Stored records

:::::

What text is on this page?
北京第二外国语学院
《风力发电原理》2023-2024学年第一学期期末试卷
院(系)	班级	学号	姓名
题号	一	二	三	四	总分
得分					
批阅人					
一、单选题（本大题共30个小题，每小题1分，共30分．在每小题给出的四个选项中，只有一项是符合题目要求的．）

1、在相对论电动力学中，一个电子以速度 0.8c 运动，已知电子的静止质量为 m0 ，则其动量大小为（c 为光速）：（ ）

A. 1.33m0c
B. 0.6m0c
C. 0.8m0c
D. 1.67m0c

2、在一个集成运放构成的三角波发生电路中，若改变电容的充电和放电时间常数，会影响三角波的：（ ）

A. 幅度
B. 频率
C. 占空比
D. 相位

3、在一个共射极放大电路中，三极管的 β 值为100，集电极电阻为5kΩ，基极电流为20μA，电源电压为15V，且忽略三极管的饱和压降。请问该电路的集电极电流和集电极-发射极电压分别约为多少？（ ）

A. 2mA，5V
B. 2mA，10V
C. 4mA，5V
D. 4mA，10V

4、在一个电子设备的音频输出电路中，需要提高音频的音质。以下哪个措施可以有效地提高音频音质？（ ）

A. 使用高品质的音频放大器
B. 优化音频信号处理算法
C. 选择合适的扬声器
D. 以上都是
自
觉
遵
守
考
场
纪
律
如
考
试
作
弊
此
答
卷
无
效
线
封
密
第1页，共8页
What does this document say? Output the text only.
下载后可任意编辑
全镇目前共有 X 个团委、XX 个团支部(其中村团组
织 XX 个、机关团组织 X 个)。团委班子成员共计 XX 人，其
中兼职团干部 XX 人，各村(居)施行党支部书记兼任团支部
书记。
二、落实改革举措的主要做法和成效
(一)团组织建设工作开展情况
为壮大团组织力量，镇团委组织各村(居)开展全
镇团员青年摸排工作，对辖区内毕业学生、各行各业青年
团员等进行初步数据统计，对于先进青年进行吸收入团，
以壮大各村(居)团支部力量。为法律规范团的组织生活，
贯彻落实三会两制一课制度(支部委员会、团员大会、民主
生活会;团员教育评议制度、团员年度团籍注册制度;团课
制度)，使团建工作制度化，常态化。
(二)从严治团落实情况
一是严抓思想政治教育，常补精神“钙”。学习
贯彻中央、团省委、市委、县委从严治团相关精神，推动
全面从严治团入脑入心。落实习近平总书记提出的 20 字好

:::::

**Exercise details**
Pick out the lines above containing the word "What", then copy them.

**Worked answer**
What text is on this page?
What does this document say? Output the text only.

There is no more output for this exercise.